[INFORMATION SHOWN]:
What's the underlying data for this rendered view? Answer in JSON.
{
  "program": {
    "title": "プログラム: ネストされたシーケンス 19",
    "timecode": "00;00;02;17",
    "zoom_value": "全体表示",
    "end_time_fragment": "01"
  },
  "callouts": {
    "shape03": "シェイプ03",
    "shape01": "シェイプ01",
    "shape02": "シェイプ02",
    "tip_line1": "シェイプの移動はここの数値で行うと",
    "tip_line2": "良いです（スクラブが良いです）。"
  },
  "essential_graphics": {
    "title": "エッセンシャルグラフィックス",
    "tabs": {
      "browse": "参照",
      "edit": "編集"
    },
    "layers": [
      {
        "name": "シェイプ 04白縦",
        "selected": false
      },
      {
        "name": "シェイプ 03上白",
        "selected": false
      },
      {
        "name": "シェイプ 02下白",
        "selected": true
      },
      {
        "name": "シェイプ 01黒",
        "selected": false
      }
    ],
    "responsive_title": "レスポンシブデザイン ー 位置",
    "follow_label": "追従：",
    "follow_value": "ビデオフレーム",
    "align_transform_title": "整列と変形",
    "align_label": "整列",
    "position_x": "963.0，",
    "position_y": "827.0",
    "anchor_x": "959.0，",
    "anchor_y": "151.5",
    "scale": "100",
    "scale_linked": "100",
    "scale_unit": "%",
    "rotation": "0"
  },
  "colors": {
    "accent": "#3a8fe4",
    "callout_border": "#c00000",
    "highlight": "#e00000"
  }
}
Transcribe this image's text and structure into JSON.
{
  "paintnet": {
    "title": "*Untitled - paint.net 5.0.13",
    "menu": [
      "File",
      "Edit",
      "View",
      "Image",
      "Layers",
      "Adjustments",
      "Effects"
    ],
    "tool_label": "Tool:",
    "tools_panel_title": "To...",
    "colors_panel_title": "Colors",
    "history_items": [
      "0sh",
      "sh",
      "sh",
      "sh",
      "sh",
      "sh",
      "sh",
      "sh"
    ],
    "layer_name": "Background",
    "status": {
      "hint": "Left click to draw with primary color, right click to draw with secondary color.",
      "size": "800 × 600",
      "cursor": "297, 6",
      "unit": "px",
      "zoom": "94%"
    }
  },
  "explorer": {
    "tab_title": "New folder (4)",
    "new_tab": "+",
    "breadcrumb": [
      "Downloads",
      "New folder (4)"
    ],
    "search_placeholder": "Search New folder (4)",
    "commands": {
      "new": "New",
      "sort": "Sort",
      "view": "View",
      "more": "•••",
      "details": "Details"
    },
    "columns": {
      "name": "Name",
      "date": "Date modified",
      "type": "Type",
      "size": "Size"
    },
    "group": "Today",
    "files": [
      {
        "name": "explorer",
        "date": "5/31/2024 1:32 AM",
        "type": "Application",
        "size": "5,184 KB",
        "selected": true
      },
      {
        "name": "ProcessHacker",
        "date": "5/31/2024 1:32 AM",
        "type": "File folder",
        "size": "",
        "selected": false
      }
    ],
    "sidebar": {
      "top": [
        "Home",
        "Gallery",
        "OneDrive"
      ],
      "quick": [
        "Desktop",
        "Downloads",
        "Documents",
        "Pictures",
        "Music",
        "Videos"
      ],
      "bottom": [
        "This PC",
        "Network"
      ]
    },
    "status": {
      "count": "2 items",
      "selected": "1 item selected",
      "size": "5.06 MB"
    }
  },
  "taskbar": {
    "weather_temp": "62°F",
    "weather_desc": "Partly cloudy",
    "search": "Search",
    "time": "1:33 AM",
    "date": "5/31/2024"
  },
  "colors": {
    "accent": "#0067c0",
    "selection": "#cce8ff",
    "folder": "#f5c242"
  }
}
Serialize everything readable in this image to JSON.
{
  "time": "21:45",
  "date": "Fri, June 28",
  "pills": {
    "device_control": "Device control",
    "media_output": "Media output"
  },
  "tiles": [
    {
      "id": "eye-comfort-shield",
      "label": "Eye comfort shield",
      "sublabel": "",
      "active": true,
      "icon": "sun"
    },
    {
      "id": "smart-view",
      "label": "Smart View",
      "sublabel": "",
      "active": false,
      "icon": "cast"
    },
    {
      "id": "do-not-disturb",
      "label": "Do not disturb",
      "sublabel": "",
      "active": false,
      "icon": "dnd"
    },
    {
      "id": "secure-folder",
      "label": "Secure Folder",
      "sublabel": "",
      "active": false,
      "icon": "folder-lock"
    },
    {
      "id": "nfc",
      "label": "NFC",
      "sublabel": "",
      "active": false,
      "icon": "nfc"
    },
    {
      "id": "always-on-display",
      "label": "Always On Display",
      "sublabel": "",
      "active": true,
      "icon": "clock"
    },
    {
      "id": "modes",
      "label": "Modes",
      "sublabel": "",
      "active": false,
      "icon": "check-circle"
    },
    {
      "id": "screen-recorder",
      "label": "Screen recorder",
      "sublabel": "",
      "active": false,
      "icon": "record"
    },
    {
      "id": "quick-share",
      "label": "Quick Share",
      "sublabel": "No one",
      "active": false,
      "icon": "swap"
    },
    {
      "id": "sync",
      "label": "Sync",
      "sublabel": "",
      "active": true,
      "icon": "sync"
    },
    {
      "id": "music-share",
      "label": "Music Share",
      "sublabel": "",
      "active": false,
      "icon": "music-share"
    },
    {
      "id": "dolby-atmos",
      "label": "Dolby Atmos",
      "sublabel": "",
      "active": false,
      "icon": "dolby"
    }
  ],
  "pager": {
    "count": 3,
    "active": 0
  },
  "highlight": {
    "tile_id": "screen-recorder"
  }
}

[GIVEN TASK]: Write out every entry verbatim.

[FINISHED TASK]:
What's the underlying data for this rendered view? Answer in JSON.
{
  "program": {
    "title": "プログラム: ネストされたシーケンス 19",
    "timecode": "00;00;02;17",
    "zoom_value": "全体表示",
    "end_time_fragment": "01"
  },
  "callouts": {
    "shape03": "シェイプ03",
    "shape01": "シェイプ01",
    "shape02": "シェイプ02",
    "tip_line1": "シェイプの移動はここの数値で行うと",
    "tip_line2": "良いです（スクラブが良いです）。"
  },
  "essential_graphics": {
    "title": "エッセンシャルグラフィックス",
    "tabs": {
      "browse": "参照",
      "edit": "編集"
    },
    "layers": [
      {
        "name": "シェイプ 04白縦",
        "selected": false
      },
      {
        "name": "シェイプ 03上白",
        "selected": false
      },
      {
        "name": "シェイプ 02下白",
        "selected": true
      },
      {
        "name": "シェイプ 01黒",
        "selected": false
      }
    ],
    "responsive_title": "レスポンシブデザイン ー 位置",
    "follow_label": "追従：",
    "follow_value": "ビデオフレーム",
    "align_transform_title": "整列と変形",
    "align_label": "整列",
    "position_x": "963.0，",
    "position_y": "827.0",
    "anchor_x": "959.0，",
    "anchor_y": "151.5",
    "scale": "100",
    "scale_linked": "100",
    "scale_unit": "%",
    "rotation": "0"
  },
  "colors": {
    "accent": "#3a8fe4",
    "callout_border": "#c00000",
    "highlight": "#e00000"
  }
}
Transcribe this image's text and structure into JSON.
{
  "paintnet": {
    "title": "*Untitled - paint.net 5.0.13",
    "menu": [
      "File",
      "Edit",
      "View",
      "Image",
      "Layers",
      "Adjustments",
      "Effects"
    ],
    "tool_label": "Tool:",
    "tools_panel_title": "To...",
    "colors_panel_title": "Colors",
    "history_items": [
      "0sh",
      "sh",
      "sh",
      "sh",
      "sh",
      "sh",
      "sh",
      "sh"
    ],
    "layer_name": "Background",
    "status": {
      "hint": "Left click to draw with primary color, right click to draw with secondary color.",
      "size": "800 × 600",
      "cursor": "297, 6",
      "unit": "px",
      "zoom": "94%"
    }
  },
  "explorer": {
    "tab_title": "New folder (4)",
    "new_tab": "+",
    "breadcrumb": [
      "Downloads",
      "New folder (4)"
    ],
    "search_placeholder": "Search New folder (4)",
    "commands": {
      "new": "New",
      "sort": "Sort",
      "view": "View",
      "more": "•••",
      "details": "Details"
    },
    "columns": {
      "name": "Name",
      "date": "Date modified",
      "type": "Type",
      "size": "Size"
    },
    "group": "Today",
    "files": [
      {
        "name": "explorer",
        "date": "5/31/2024 1:32 AM",
        "type": "Application",
        "size": "5,184 KB",
        "selected": true
      },
      {
        "name": "ProcessHacker",
        "date": "5/31/2024 1:32 AM",
        "type": "File folder",
        "size": "",
        "selected": false
      }
    ],
    "sidebar": {
      "top": [
        "Home",
        "Gallery",
        "OneDrive"
      ],
      "quick": [
        "Desktop",
        "Downloads",
        "Documents",
        "Pictures",
        "Music",
        "Videos"
      ],
      "bottom": [
        "This PC",
        "Network"
      ]
    },
    "status": {
      "count": "2 items",
      "selected": "1 item selected",
      "size": "5.06 MB"
    }
  },
  "taskbar": {
    "weather_temp": "62°F",
    "weather_desc": "Partly cloudy",
    "search": "Search",
    "time": "1:33 AM",
    "date": "5/31/2024"
  },
  "colors": {
    "accent": "#0067c0",
    "selection": "#cce8ff",
    "folder": "#f5c242"
  }
}
Serialize everything readable in this image to JSON.
{
  "time": "21:45",
  "date": "Fri, June 28",
  "pills": {
    "device_control": "Device control",
    "media_output": "Media output"
  },
  "tiles": [
    {
      "id": "eye-comfort-shield",
      "label": "Eye comfort shield",
      "sublabel": "",
      "active": true,
      "icon": "sun"
    },
    {
      "id": "smart-view",
      "label": "Smart View",
      "sublabel": "",
      "active": false,
      "icon": "cast"
    },
    {
      "id": "do-not-disturb",
      "label": "Do not disturb",
      "sublabel": "",
      "active": false,
      "icon": "dnd"
    },
    {
      "id": "secure-folder",
      "label": "Secure Folder",
      "sublabel": "",
      "active": false,
      "icon": "folder-lock"
    },
    {
      "id": "nfc",
      "label": "NFC",
      "sublabel": "",
      "active": false,
      "icon": "nfc"
    },
    {
      "id": "always-on-display",
      "label": "Always On Display",
      "sublabel": "",
      "active": true,
      "icon": "clock"
    },
    {
      "id": "modes",
      "label": "Modes",
      "sublabel": "",
      "active": false,
      "icon": "check-circle"
    },
    {
      "id": "screen-recorder",
      "label": "Screen recorder",
      "sublabel": "",
      "active": false,
      "icon": "record"
    },
    {
      "id": "quick-share",
      "label": "Quick Share",
      "sublabel": "No one",
      "active": false,
      "icon": "swap"
    },
    {
      "id": "sync",
      "label": "Sync",
      "sublabel": "",
      "active": true,
      "icon": "sync"
    },
    {
      "id": "music-share",
      "label": "Music Share",
      "sublabel": "",
      "active": false,
      "icon": "music-share"
    },
    {
      "id": "dolby-atmos",
      "label": "Dolby Atmos",
      "sublabel": "",
      "active": false,
      "icon": "dolby"
    }
  ],
  "pager": {
    "count": 3,
    "active": 0
  },
  "highlight": {
    "tile_id": "screen-recorder"
  }
}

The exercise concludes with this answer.